### RECORDS SHOWN
----------------
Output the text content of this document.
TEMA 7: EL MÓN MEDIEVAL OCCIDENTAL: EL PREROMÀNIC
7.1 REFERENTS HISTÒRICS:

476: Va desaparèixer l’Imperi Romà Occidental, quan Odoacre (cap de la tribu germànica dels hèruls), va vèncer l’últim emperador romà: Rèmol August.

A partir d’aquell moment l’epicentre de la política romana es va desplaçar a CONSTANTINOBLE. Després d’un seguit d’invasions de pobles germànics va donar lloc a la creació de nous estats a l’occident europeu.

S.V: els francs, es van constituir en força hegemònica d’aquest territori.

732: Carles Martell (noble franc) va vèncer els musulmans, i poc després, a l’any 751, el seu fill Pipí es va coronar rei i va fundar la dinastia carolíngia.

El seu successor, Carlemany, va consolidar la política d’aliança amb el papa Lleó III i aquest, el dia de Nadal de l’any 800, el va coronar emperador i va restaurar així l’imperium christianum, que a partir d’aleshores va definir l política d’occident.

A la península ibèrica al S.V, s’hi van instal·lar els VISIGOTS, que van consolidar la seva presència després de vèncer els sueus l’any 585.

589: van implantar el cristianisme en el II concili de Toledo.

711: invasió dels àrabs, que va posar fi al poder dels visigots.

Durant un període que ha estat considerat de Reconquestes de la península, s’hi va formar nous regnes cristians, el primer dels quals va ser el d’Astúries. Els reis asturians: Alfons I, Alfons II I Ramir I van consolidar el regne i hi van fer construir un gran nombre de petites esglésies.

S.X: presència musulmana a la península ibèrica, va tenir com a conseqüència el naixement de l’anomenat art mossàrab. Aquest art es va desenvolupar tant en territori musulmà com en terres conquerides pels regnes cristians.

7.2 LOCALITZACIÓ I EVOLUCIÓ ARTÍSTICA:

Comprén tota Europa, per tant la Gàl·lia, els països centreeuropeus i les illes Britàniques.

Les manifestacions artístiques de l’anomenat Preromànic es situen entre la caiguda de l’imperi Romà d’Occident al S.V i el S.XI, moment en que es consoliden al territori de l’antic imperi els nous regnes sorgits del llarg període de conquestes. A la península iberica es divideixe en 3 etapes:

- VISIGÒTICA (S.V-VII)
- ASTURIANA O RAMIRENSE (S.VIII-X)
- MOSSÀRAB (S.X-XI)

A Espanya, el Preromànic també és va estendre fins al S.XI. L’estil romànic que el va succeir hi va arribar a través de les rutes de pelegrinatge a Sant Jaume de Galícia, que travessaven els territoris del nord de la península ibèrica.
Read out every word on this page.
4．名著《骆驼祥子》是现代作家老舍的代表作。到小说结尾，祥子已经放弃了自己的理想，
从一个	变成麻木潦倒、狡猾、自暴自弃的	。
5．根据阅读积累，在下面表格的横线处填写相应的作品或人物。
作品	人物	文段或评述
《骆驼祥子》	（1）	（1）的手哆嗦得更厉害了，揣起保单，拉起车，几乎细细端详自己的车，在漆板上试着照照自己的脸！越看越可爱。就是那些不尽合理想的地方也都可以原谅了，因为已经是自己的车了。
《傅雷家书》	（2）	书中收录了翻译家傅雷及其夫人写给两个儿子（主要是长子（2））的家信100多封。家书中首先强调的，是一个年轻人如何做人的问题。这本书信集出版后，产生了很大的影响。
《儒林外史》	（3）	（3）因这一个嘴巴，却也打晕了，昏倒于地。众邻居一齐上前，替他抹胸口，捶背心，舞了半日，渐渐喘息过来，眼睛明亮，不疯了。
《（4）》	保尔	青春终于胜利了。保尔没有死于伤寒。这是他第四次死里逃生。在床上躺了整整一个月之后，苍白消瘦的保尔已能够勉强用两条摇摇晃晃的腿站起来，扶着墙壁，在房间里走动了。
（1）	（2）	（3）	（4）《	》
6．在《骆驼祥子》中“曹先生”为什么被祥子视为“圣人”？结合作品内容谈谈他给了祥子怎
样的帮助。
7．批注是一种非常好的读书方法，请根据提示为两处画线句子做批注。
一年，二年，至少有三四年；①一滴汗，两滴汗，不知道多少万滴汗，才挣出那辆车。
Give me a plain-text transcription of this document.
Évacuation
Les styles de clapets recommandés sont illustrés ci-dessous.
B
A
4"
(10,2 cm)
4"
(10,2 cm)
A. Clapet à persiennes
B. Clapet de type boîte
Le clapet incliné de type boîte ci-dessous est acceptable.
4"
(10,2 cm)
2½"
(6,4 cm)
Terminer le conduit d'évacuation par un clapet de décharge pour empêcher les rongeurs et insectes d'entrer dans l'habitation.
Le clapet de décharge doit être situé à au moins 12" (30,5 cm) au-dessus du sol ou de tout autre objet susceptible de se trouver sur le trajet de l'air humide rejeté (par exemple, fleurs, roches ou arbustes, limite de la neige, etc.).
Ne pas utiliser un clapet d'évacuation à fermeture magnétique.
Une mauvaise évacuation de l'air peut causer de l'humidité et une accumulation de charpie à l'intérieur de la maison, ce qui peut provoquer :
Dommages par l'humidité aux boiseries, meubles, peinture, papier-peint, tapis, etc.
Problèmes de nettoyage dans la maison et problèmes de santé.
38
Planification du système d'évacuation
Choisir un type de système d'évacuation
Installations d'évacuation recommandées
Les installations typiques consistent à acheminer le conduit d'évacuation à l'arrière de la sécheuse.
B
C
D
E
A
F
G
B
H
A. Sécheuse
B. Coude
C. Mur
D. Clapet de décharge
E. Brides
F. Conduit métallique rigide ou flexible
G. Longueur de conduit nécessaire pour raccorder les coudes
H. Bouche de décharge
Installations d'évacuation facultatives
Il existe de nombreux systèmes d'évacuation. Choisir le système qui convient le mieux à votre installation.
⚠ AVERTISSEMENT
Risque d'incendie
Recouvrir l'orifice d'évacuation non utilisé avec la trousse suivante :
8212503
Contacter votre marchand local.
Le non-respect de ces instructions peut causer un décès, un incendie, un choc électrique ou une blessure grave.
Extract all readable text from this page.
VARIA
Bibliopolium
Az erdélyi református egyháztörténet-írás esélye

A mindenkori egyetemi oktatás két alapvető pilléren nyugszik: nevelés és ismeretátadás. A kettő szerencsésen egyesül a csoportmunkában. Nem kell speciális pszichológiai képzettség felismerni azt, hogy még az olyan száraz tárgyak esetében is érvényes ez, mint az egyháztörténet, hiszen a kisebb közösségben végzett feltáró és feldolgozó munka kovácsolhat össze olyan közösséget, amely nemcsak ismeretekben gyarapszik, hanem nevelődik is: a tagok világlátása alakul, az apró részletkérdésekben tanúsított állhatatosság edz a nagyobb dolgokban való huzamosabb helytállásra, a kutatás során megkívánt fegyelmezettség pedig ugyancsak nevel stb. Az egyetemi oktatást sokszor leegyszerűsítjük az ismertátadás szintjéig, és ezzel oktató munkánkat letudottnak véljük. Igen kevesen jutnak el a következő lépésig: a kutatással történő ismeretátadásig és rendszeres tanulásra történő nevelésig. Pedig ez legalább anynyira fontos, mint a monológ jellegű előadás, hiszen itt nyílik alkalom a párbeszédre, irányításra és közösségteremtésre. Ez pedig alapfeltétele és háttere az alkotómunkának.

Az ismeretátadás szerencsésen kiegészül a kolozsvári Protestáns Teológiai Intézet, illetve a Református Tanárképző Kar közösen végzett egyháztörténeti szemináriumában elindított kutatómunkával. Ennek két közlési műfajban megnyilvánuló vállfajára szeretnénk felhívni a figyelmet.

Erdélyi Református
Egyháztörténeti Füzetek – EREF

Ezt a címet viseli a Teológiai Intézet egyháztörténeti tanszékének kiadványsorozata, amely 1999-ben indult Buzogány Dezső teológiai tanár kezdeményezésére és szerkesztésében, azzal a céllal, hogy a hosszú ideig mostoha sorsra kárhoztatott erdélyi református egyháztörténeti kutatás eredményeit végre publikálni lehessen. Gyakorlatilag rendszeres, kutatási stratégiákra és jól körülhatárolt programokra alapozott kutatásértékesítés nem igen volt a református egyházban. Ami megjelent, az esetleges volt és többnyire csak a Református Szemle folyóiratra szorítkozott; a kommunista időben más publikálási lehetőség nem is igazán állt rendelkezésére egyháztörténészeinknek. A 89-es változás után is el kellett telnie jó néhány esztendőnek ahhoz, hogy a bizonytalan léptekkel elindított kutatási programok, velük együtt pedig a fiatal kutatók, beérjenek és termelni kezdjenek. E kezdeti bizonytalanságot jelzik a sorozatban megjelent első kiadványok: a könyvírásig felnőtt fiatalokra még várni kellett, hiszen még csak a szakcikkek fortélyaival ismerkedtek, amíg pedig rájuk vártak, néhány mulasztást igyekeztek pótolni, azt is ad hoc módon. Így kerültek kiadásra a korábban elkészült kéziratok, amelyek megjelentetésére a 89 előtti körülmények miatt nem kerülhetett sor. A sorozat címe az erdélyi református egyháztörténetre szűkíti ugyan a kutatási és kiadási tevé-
----------------
### EXERCISE DESCRIPTION
Find every line that includes the string "coronar". Report how many there are and nothing else.

### IN RESPONSE
2